Among the entries, which lines carry the string "should"? Copy each of them.
-- Start --
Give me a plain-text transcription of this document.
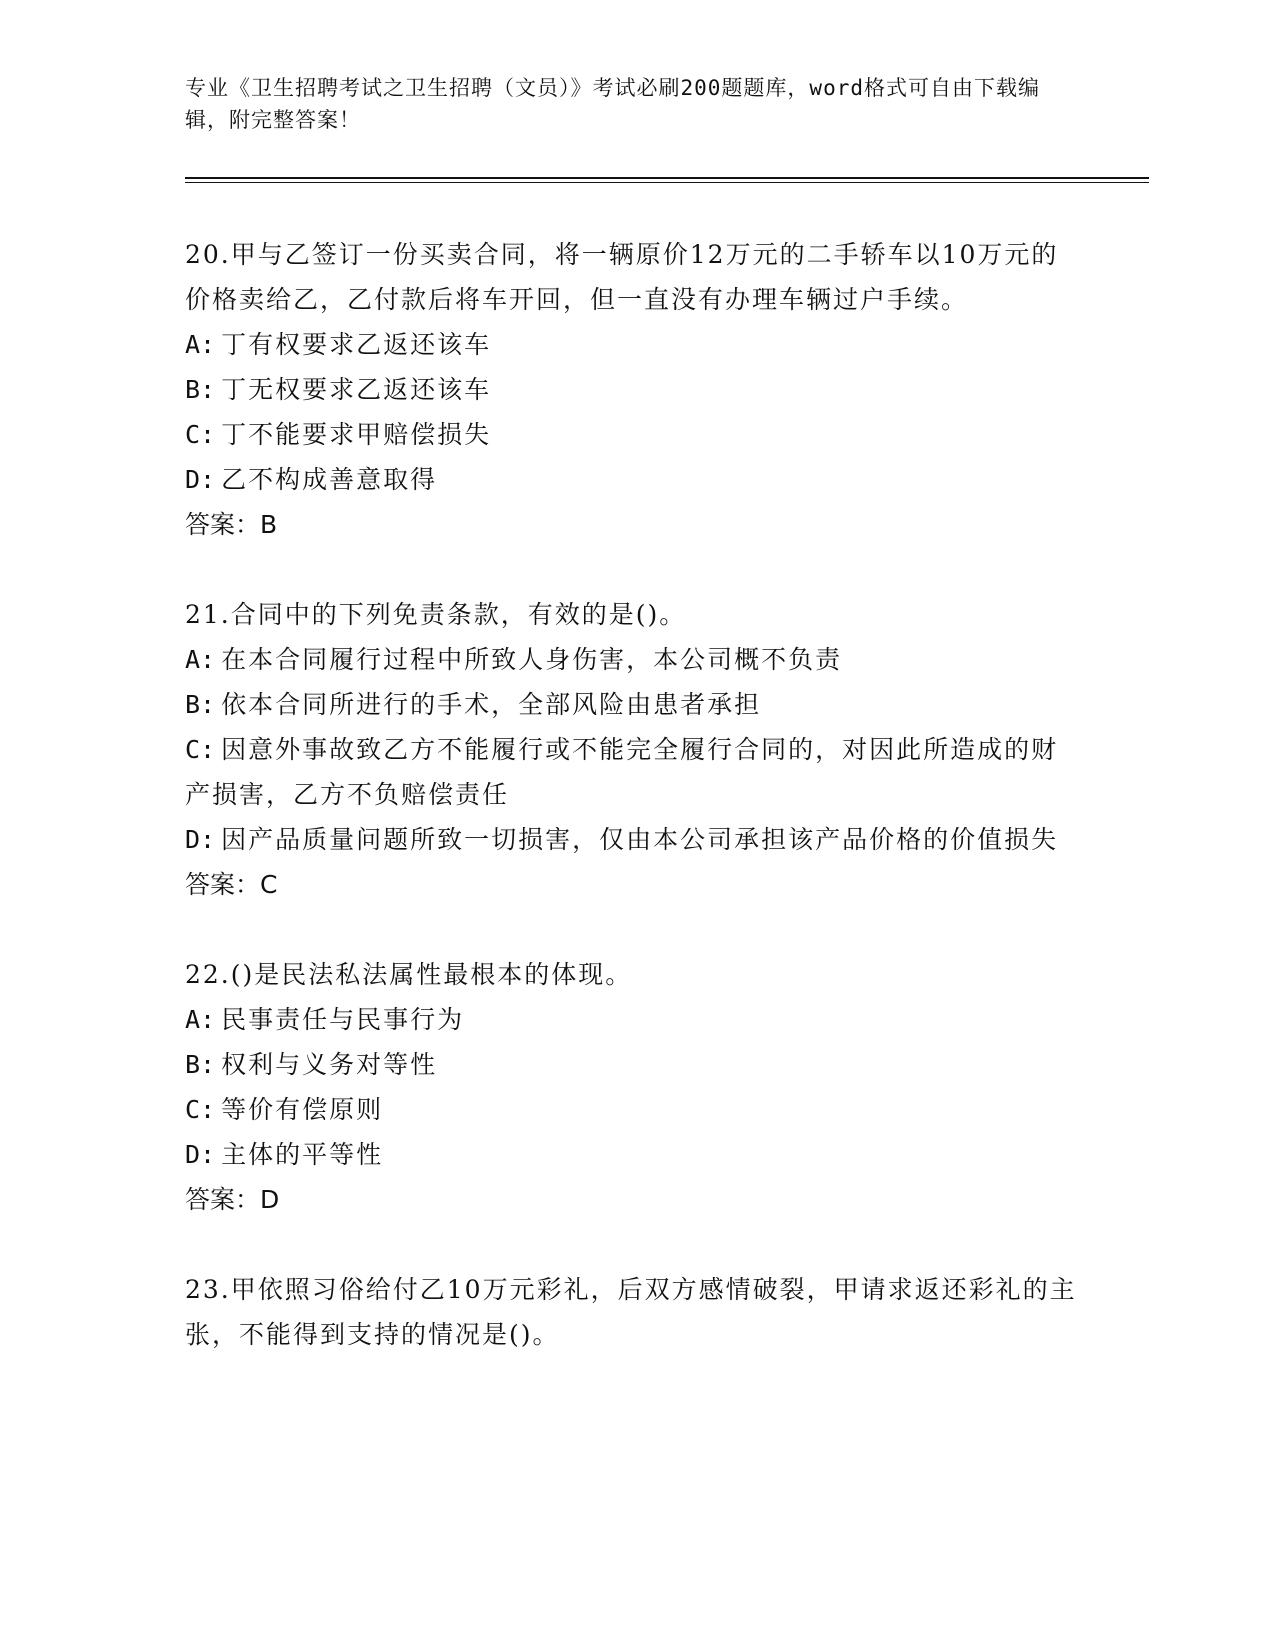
专业《卫生招聘考试之卫生招聘（文员）》考试必刷200题题库，word格式可自由下载编辑，附完整答案！

20.甲与乙签订一份买卖合同，将一辆原价12万元的二手轿车以10万元的价格卖给乙，乙付款后将车开回，但一直没有办理车辆过户手续。

A: 丁有权要求乙返还该车

B: 丁无权要求乙返还该车

C: 丁不能要求甲赔偿损失

D: 乙不构成善意取得

答案：B

21.合同中的下列免责条款，有效的是()。

A: 在本合同履行过程中所致人身伤害，本公司概不负责

B: 依本合同所进行的手术，全部风险由患者承担

C: 因意外事故致乙方不能履行或不能完全履行合同的，对因此所造成的财产损害，乙方不负赔偿责任

D: 因产品质量问题所致一切损害，仅由本公司承担该产品价格的价值损失

答案：C

22.()是民法私法属性最根本的体现。

A: 民事责任与民事行为

B: 权利与义务对等性

C: 等价有偿原则

D: 主体的平等性

答案：D

23.甲依照习俗给付乙10万元彩礼，后双方感情破裂，甲请求返还彩礼的主张，不能得到支持的情况是()。
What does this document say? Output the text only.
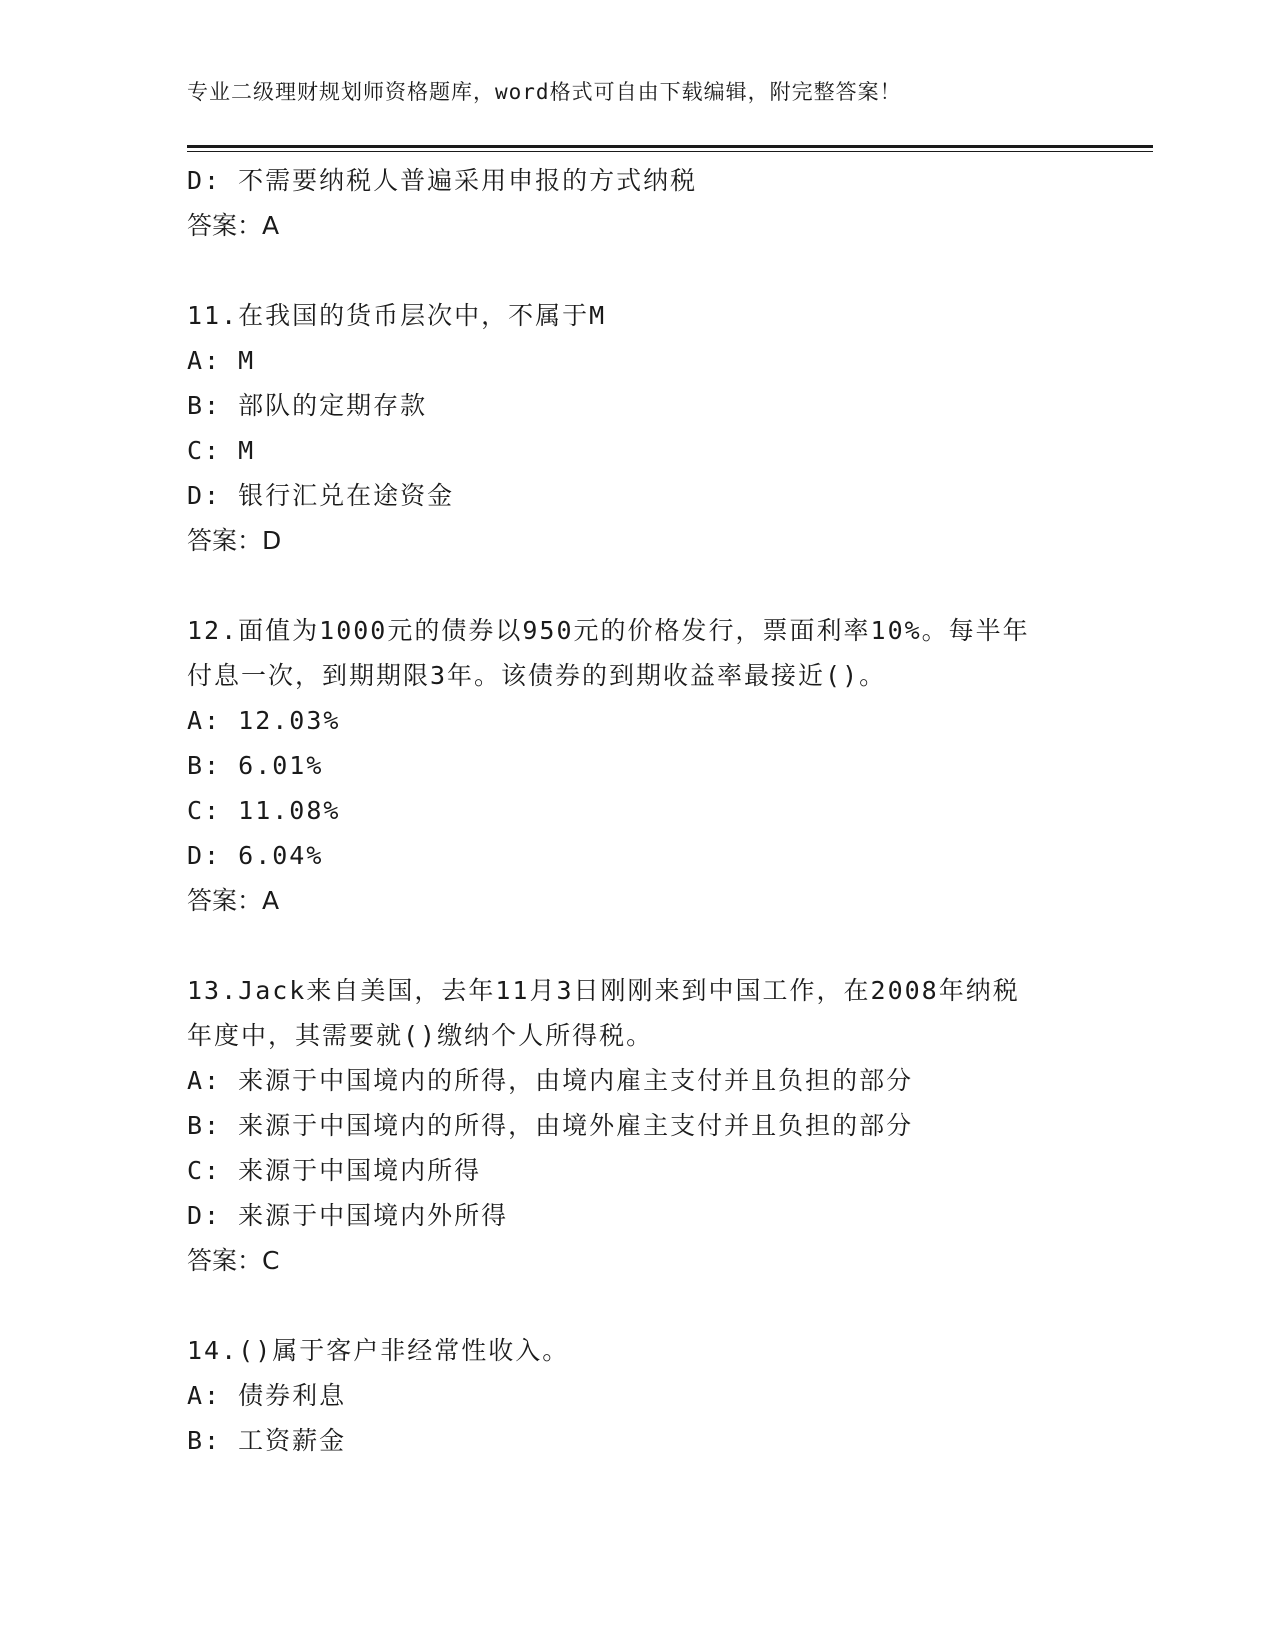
专业二级理财规划师资格题库，word格式可自由下载编辑，附完整答案！
D: 不需要纳税人普遍采用申报的方式纳税
答案：A
11.在我国的货币层次中，不属于M
A: M
B: 部队的定期存款
C: M
D: 银行汇兑在途资金
答案：D
12.面值为1000元的债券以950元的价格发行，票面利率10%。每半年
付息一次，到期期限3年。该债券的到期收益率最接近()。
A: 12.03%
B: 6.01%
C: 11.08%
D: 6.04%
答案：A
13.Jack来自美国，去年11月3日刚刚来到中国工作，在2008年纳税
年度中，其需要就()缴纳个人所得税。
A: 来源于中国境内的所得，由境内雇主支付并且负担的部分
B: 来源于中国境内的所得，由境外雇主支付并且负担的部分
C: 来源于中国境内所得
D: 来源于中国境内外所得
答案：C
14.()属于客户非经常性收入。
A: 债券利息
B: 工资薪金
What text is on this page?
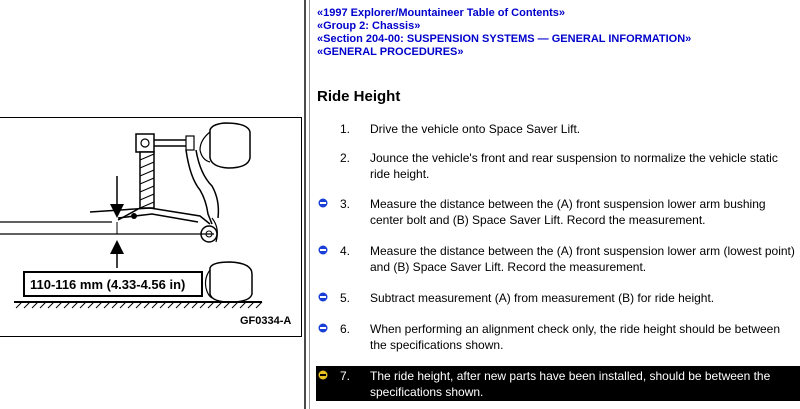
110-116 mm (4.33-4.56 in)
GF0334-A
«1997 Explorer/Mountaineer Table of Contents»
«Group 2: Chassis»
«Section 204-00: SUSPENSION SYSTEMS — GENERAL INFORMATION»
«GENERAL PROCEDURES»
Ride Height
1. Drive the vehicle onto Space Saver Lift.
2. Jounce the vehicle's front and rear suspension to normalize the vehicle static ride height.
3. Measure the distance between the (A) front suspension lower arm bushing center bolt and (B) Space Saver Lift. Record the measurement.
4. Measure the distance between the (A) front suspension lower arm (lowest point) and (B) Space Saver Lift. Record the measurement.
5. Subtract measurement (A) from measurement (B) for ride height.
6. When performing an alignment check only, the ride height should be between the specifications shown.
7. The ride height, after new parts have been installed, should be between the specifications shown.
-- End --
Task solution:
6. When performing an alignment check only, the ride height should be between the specifications shown.
7. The ride height, after new parts have been installed, should be between the specifications shown.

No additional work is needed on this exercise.